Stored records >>
— Start —

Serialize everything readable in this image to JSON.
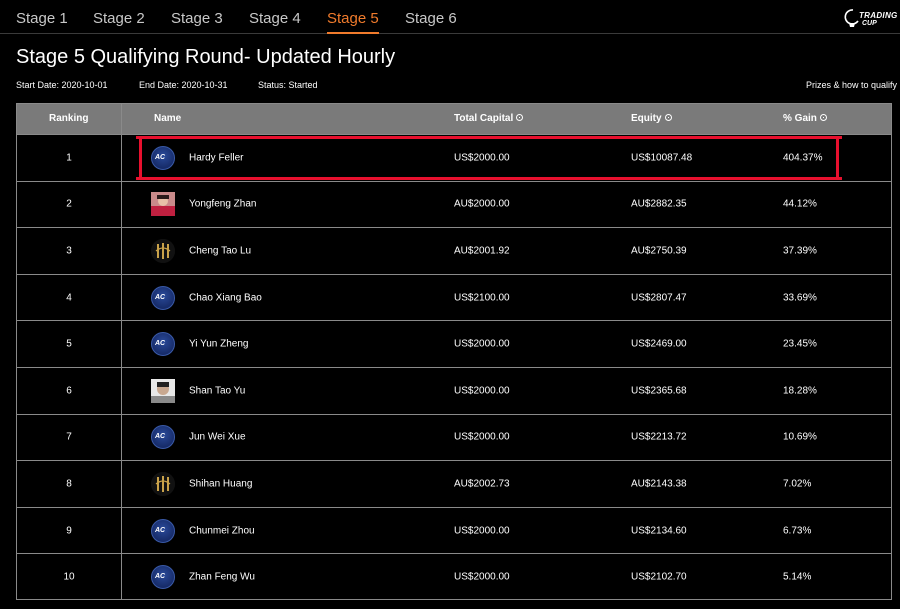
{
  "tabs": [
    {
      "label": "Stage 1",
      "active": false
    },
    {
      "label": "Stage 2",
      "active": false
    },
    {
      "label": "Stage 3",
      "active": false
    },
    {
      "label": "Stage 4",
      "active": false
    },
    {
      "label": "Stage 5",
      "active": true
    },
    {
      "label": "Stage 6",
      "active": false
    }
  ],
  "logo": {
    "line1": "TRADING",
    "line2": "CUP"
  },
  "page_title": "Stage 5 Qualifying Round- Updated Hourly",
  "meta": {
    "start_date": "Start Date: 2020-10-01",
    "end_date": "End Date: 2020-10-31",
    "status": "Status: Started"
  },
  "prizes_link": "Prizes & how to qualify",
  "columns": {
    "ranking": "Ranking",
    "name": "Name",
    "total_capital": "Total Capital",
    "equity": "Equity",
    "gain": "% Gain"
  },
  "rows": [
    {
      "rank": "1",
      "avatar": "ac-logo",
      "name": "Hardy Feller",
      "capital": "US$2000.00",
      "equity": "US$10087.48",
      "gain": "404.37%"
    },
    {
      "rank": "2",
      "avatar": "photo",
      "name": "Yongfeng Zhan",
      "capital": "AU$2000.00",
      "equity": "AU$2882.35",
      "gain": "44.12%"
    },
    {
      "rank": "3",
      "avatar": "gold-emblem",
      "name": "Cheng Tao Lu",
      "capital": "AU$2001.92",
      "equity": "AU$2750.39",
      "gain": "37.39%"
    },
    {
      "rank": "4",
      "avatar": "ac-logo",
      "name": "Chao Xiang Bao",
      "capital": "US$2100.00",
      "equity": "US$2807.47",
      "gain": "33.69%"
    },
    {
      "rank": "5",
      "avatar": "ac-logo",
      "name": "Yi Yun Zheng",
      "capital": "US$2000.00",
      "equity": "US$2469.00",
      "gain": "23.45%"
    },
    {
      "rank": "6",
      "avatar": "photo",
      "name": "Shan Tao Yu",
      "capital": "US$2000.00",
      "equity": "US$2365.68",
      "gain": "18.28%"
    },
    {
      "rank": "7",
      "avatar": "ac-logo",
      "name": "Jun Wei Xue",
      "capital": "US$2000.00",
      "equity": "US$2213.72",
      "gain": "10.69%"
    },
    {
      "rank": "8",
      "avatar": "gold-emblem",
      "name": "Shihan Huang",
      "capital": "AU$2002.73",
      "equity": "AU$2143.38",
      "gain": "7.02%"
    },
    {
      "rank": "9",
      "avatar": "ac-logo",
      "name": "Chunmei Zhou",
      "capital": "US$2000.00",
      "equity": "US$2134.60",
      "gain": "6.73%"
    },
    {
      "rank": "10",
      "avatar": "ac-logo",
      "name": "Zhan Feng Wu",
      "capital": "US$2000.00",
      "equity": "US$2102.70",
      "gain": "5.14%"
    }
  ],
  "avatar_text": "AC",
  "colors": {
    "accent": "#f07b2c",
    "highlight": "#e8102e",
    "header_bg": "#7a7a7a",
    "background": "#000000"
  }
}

— End —

TASK BRIEF >> Quote every entry exactly, with the pictures omitted.

CORRECT OUTPUT >>
Serialize everything readable in this image to JSON.
{
  "tabs": [
    {
      "label": "Stage 1",
      "active": false
    },
    {
      "label": "Stage 2",
      "active": false
    },
    {
      "label": "Stage 3",
      "active": false
    },
    {
      "label": "Stage 4",
      "active": false
    },
    {
      "label": "Stage 5",
      "active": true
    },
    {
      "label": "Stage 6",
      "active": false
    }
  ],
  "logo": {
    "line1": "TRADING",
    "line2": "CUP"
  },
  "page_title": "Stage 5 Qualifying Round- Updated Hourly",
  "meta": {
    "start_date": "Start Date: 2020-10-01",
    "end_date": "End Date: 2020-10-31",
    "status": "Status: Started"
  },
  "prizes_link": "Prizes & how to qualify",
  "columns": {
    "ranking": "Ranking",
    "name": "Name",
    "total_capital": "Total Capital",
    "equity": "Equity",
    "gain": "% Gain"
  },
  "rows": [
    {
      "rank": "1",
      "avatar": "ac-logo",
      "name": "Hardy Feller",
      "capital": "US$2000.00",
      "equity": "US$10087.48",
      "gain": "404.37%"
    },
    {
      "rank": "2",
      "avatar": "photo",
      "name": "Yongfeng Zhan",
      "capital": "AU$2000.00",
      "equity": "AU$2882.35",
      "gain": "44.12%"
    },
    {
      "rank": "3",
      "avatar": "gold-emblem",
      "name": "Cheng Tao Lu",
      "capital": "AU$2001.92",
      "equity": "AU$2750.39",
      "gain": "37.39%"
    },
    {
      "rank": "4",
      "avatar": "ac-logo",
      "name": "Chao Xiang Bao",
      "capital": "US$2100.00",
      "equity": "US$2807.47",
      "gain": "33.69%"
    },
    {
      "rank": "5",
      "avatar": "ac-logo",
      "name": "Yi Yun Zheng",
      "capital": "US$2000.00",
      "equity": "US$2469.00",
      "gain": "23.45%"
    },
    {
      "rank": "6",
      "avatar": "photo",
      "name": "Shan Tao Yu",
      "capital": "US$2000.00",
      "equity": "US$2365.68",
      "gain": "18.28%"
    },
    {
      "rank": "7",
      "avatar": "ac-logo",
      "name": "Jun Wei Xue",
      "capital": "US$2000.00",
      "equity": "US$2213.72",
      "gain": "10.69%"
    },
    {
      "rank": "8",
      "avatar": "gold-emblem",
      "name": "Shihan Huang",
      "capital": "AU$2002.73",
      "equity": "AU$2143.38",
      "gain": "7.02%"
    },
    {
      "rank": "9",
      "avatar": "ac-logo",
      "name": "Chunmei Zhou",
      "capital": "US$2000.00",
      "equity": "US$2134.60",
      "gain": "6.73%"
    },
    {
      "rank": "10",
      "avatar": "ac-logo",
      "name": "Zhan Feng Wu",
      "capital": "US$2000.00",
      "equity": "US$2102.70",
      "gain": "5.14%"
    }
  ],
  "avatar_text": "AC",
  "colors": {
    "accent": "#f07b2c",
    "highlight": "#e8102e",
    "header_bg": "#7a7a7a",
    "background": "#000000"
  }
}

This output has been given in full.